* Start DATA ENTRIES *

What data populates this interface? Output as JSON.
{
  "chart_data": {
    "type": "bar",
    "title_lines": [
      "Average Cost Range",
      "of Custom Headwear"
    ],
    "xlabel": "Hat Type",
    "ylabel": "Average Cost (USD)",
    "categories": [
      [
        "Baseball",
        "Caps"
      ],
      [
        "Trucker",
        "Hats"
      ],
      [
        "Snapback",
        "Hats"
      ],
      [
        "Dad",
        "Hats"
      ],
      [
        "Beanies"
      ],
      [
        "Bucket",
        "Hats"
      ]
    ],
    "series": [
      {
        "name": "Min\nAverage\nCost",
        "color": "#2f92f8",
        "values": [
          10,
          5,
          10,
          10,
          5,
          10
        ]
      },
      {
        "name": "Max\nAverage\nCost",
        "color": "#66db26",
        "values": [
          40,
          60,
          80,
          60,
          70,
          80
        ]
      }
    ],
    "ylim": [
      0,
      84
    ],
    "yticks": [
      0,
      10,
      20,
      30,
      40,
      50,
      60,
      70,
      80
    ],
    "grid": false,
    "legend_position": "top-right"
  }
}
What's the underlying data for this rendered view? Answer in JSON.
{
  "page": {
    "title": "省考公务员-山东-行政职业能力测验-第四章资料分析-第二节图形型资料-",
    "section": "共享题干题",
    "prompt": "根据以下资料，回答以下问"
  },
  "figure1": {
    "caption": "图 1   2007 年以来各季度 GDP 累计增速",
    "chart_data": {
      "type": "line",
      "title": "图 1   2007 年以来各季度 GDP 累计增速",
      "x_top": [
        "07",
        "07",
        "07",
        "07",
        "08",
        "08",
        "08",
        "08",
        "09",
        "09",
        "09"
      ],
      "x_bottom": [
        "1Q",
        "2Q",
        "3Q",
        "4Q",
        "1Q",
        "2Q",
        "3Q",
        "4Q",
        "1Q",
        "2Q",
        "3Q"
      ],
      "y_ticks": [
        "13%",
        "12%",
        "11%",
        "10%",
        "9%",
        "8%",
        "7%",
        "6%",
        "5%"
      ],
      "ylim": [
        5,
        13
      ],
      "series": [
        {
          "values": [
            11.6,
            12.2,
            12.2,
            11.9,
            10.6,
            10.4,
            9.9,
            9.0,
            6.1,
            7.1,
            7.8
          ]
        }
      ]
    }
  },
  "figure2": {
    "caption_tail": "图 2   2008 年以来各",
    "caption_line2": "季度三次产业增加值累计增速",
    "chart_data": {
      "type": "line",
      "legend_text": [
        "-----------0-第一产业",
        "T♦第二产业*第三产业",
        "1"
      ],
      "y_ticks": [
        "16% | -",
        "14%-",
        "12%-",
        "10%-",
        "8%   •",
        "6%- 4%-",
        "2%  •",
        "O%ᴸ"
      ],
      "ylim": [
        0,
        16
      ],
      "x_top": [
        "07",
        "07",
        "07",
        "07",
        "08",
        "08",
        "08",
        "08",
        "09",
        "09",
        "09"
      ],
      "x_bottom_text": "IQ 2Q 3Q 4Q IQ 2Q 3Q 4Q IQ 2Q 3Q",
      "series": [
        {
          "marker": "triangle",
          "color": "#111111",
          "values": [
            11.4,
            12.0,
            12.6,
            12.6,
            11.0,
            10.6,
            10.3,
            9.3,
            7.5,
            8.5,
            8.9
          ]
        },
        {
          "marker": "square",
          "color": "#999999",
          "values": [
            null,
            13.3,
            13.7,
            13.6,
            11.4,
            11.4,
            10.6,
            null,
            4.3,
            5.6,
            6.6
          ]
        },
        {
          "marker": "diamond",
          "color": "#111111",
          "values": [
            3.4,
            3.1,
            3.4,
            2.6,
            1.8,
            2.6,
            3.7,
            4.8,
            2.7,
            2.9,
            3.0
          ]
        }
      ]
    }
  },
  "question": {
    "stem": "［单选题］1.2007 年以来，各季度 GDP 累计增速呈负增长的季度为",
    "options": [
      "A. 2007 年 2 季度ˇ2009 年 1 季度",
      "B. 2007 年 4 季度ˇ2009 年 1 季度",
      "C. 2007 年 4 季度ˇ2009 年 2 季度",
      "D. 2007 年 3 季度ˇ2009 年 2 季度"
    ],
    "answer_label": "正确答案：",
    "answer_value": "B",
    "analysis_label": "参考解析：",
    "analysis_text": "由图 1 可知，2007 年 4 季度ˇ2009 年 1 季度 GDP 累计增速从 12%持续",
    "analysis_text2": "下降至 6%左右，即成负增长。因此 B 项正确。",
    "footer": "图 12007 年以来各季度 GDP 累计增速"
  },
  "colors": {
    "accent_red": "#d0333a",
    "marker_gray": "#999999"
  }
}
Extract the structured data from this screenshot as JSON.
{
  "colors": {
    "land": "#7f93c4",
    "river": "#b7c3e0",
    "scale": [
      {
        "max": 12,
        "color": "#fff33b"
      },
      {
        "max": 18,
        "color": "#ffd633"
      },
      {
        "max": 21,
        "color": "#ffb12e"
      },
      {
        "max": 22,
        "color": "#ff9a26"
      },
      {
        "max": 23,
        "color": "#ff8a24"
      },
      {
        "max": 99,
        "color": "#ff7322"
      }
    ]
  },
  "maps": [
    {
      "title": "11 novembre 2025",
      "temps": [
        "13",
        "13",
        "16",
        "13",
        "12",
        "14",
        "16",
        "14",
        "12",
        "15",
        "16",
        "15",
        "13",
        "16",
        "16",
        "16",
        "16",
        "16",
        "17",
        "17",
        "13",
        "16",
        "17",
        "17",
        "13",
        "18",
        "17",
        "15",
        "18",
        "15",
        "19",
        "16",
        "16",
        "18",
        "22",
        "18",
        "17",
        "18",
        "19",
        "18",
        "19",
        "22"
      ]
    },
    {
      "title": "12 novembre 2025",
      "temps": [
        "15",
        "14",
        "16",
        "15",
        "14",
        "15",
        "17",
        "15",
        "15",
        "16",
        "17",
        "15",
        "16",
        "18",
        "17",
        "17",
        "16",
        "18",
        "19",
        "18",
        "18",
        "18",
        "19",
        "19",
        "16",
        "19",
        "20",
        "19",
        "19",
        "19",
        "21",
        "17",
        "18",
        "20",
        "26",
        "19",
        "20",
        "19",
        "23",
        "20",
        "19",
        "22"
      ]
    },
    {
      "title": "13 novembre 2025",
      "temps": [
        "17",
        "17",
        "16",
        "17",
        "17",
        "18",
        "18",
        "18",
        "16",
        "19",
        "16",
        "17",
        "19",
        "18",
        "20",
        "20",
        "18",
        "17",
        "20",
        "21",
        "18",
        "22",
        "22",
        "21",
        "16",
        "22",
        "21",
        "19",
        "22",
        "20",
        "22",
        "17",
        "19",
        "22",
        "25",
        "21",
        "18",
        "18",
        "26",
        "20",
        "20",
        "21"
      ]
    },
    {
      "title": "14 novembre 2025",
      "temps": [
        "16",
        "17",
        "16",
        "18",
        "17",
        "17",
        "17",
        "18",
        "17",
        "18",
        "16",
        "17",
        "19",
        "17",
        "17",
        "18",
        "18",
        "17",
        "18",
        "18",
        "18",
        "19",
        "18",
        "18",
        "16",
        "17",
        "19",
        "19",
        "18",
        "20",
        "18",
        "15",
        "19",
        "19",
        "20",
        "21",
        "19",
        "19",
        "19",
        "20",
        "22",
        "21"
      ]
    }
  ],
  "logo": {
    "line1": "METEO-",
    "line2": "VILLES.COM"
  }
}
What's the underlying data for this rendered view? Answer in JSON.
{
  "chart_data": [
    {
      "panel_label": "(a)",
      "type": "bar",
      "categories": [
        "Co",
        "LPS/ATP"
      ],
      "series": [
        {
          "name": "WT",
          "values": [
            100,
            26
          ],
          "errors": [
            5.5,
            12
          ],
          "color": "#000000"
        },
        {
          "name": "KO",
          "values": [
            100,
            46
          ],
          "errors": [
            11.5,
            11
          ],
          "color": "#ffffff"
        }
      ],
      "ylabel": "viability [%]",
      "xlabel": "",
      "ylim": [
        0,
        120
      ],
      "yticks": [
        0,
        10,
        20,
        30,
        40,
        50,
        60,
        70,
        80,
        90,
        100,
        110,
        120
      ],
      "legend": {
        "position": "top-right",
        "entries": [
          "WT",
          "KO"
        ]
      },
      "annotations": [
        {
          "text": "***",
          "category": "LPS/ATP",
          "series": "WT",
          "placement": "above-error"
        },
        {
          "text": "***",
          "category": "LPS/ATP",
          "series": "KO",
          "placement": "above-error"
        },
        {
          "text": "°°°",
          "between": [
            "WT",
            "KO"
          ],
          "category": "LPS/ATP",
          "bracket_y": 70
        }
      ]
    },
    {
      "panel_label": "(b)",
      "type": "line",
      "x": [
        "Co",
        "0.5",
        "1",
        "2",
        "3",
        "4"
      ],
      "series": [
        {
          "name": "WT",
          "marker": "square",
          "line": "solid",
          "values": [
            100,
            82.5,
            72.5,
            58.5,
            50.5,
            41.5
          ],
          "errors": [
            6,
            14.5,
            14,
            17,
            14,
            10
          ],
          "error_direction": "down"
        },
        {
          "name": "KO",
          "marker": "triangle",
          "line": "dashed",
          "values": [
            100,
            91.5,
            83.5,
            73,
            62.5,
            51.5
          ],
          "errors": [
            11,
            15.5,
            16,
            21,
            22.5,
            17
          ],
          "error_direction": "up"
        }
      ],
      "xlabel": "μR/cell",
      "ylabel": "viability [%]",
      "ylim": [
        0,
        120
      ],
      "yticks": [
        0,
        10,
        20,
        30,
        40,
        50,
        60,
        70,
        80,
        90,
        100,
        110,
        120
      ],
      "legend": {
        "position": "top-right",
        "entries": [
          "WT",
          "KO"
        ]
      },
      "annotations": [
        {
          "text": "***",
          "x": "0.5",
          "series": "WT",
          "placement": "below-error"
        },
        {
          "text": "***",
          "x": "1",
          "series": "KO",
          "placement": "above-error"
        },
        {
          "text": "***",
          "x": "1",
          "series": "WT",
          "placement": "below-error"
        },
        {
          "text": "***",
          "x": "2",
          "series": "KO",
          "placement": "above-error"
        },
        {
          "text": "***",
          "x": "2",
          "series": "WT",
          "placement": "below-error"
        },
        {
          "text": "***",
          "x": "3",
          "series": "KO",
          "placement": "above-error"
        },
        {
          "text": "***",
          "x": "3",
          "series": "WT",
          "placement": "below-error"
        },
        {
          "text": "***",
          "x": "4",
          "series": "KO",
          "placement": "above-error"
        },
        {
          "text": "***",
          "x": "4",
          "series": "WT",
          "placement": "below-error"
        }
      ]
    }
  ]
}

* End DATA ENTRIES *

Scan the material and collect every line that contains "年以来各季度".

§ EXERCISE RESPONSE:
    "caption": "图 1   2007 年以来各季度 GDP 累计增速",
      "title": "图 1   2007 年以来各季度 GDP 累计增速",
    "footer": "图 12007 年以来各季度 GDP 累计增速"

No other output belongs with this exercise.